-- BEGIN ENTRIES --

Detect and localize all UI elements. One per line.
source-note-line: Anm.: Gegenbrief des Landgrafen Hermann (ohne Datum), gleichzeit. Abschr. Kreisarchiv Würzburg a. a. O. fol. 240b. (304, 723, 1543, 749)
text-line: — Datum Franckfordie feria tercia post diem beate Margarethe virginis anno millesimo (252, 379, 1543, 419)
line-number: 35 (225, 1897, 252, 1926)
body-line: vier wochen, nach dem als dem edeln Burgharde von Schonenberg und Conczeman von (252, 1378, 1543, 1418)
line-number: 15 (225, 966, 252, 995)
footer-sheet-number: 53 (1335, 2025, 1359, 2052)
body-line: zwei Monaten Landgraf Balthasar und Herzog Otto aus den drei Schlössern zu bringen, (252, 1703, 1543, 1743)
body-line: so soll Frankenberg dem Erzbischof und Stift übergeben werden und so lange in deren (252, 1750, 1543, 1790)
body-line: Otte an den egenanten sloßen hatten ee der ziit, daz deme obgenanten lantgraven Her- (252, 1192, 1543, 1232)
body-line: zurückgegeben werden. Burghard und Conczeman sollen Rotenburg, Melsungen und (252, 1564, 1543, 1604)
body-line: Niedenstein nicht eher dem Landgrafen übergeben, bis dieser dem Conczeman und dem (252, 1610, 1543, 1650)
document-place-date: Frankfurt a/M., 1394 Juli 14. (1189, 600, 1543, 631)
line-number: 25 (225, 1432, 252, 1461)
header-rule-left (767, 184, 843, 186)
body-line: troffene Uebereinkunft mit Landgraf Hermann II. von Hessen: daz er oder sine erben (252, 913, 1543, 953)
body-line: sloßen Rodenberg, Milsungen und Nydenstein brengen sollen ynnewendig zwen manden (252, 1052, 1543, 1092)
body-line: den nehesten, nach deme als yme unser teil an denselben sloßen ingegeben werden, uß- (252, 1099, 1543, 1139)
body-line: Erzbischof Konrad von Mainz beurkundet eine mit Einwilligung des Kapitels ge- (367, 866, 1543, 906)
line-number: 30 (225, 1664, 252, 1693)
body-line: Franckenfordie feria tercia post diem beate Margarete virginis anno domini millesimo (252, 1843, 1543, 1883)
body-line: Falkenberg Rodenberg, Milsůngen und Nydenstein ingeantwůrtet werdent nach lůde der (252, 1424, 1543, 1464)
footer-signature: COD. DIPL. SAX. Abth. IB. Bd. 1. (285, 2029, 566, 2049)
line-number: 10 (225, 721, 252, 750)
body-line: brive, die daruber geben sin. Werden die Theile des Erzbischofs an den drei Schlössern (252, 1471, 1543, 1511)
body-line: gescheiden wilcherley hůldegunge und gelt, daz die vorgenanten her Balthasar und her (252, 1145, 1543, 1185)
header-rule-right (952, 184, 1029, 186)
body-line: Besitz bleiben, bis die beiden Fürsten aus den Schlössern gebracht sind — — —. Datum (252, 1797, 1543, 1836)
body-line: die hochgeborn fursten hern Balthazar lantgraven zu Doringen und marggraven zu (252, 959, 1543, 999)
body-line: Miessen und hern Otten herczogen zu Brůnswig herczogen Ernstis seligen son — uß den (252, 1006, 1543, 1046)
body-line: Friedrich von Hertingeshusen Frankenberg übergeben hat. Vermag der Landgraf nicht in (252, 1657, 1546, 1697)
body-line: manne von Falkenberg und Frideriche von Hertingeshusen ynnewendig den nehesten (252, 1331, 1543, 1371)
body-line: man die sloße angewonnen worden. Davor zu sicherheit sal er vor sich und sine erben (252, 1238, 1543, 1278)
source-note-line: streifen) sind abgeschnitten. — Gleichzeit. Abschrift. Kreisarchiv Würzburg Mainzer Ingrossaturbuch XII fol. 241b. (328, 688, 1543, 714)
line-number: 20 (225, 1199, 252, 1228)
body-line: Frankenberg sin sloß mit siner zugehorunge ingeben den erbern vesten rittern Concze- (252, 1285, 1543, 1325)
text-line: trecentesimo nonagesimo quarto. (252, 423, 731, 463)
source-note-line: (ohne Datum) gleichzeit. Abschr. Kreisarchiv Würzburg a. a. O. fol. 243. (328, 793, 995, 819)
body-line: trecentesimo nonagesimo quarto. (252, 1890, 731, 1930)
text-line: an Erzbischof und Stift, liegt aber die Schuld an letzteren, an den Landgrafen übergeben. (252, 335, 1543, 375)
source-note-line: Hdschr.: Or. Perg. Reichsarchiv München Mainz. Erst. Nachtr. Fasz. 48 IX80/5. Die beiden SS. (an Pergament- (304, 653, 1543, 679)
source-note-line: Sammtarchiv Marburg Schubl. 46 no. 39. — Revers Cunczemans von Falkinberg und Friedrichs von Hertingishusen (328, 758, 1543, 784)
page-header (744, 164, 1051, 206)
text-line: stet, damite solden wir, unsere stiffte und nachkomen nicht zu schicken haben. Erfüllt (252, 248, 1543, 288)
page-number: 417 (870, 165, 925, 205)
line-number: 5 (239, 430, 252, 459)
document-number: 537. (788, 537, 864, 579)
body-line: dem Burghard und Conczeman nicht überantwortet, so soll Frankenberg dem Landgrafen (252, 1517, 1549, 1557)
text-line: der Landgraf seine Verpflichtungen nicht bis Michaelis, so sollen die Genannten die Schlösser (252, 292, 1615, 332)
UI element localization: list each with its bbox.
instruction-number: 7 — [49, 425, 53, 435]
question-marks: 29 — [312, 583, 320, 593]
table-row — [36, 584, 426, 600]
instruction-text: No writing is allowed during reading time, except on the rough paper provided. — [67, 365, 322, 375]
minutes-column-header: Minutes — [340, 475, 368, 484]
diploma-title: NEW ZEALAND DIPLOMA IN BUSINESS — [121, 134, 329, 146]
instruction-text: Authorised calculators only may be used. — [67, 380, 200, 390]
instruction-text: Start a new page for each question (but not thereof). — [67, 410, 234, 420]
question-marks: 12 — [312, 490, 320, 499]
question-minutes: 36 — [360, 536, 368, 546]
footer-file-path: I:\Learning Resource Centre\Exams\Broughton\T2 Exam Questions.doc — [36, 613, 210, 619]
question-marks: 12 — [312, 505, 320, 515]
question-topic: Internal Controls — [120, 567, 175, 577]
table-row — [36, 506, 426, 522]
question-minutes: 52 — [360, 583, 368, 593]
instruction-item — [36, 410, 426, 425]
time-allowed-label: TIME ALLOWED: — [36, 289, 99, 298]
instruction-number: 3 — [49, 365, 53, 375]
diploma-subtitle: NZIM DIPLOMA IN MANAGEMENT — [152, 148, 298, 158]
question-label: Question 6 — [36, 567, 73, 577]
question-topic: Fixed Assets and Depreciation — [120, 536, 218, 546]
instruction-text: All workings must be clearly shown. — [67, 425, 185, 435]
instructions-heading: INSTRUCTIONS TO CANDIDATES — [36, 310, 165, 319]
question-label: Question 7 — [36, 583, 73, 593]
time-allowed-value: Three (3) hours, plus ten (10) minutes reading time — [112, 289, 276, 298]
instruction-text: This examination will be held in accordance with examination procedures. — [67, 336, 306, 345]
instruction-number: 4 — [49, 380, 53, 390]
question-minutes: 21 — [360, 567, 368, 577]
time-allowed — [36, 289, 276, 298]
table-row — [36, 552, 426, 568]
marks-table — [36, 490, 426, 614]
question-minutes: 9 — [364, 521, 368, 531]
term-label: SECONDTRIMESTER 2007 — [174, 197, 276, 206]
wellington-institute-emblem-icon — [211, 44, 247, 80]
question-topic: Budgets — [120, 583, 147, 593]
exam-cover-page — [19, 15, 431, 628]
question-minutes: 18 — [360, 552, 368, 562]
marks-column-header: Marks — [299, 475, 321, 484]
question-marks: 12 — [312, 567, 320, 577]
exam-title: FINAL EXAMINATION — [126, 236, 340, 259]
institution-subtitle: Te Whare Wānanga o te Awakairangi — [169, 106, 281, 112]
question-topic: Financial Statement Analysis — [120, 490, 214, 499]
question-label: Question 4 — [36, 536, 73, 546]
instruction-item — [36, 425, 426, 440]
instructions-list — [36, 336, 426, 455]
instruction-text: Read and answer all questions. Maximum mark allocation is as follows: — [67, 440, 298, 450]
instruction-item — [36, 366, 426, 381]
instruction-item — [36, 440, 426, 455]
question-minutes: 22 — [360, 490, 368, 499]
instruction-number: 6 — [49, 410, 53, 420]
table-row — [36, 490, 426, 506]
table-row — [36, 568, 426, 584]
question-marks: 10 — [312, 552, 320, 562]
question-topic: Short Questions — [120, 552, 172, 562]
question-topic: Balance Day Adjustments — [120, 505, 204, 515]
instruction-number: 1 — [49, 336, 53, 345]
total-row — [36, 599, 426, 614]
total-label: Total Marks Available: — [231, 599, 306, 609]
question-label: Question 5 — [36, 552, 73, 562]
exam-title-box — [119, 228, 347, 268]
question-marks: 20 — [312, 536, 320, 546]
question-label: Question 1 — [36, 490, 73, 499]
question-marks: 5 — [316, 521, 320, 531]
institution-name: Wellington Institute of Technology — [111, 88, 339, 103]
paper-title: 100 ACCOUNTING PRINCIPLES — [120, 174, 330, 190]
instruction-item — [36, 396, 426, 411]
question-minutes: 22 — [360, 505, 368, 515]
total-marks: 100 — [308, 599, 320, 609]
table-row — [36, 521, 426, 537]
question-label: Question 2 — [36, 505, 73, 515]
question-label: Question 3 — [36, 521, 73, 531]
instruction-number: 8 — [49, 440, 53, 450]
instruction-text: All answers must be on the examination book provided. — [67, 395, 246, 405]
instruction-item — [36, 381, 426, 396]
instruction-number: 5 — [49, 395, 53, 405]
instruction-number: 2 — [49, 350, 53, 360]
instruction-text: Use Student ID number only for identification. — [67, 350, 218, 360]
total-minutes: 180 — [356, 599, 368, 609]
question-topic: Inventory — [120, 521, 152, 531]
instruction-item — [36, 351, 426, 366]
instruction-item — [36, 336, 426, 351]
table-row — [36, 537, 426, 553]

-- END ENTRIES --

GIVEN EXERCISE -
Update the records from the first line up to and including the line with "body-line: so soll": replace "Monaten" with "Wochen" and leave everything else unchanged.

WORKED SOLUTION -
Detect and localize all UI elements. One per line.
source-note-line: Anm.: Gegenbrief des Landgrafen Hermann (ohne Datum), gleichzeit. Abschr. Kreisarchiv Würzburg a. a. O. fol. 240b. (304, 723, 1543, 749)
text-line: — Datum Franckfordie feria tercia post diem beate Margarethe virginis anno millesimo (252, 379, 1543, 419)
line-number: 35 (225, 1897, 252, 1926)
body-line: vier wochen, nach dem als dem edeln Burgharde von Schonenberg und Conczeman von (252, 1378, 1543, 1418)
line-number: 15 (225, 966, 252, 995)
footer-sheet-number: 53 (1335, 2025, 1359, 2052)
body-line: zwei Wochen Landgraf Balthasar und Herzog Otto aus den drei Schlössern zu bringen, (252, 1703, 1543, 1743)
body-line: so soll Frankenberg dem Erzbischof und Stift übergeben werden und so lange in deren (252, 1750, 1543, 1790)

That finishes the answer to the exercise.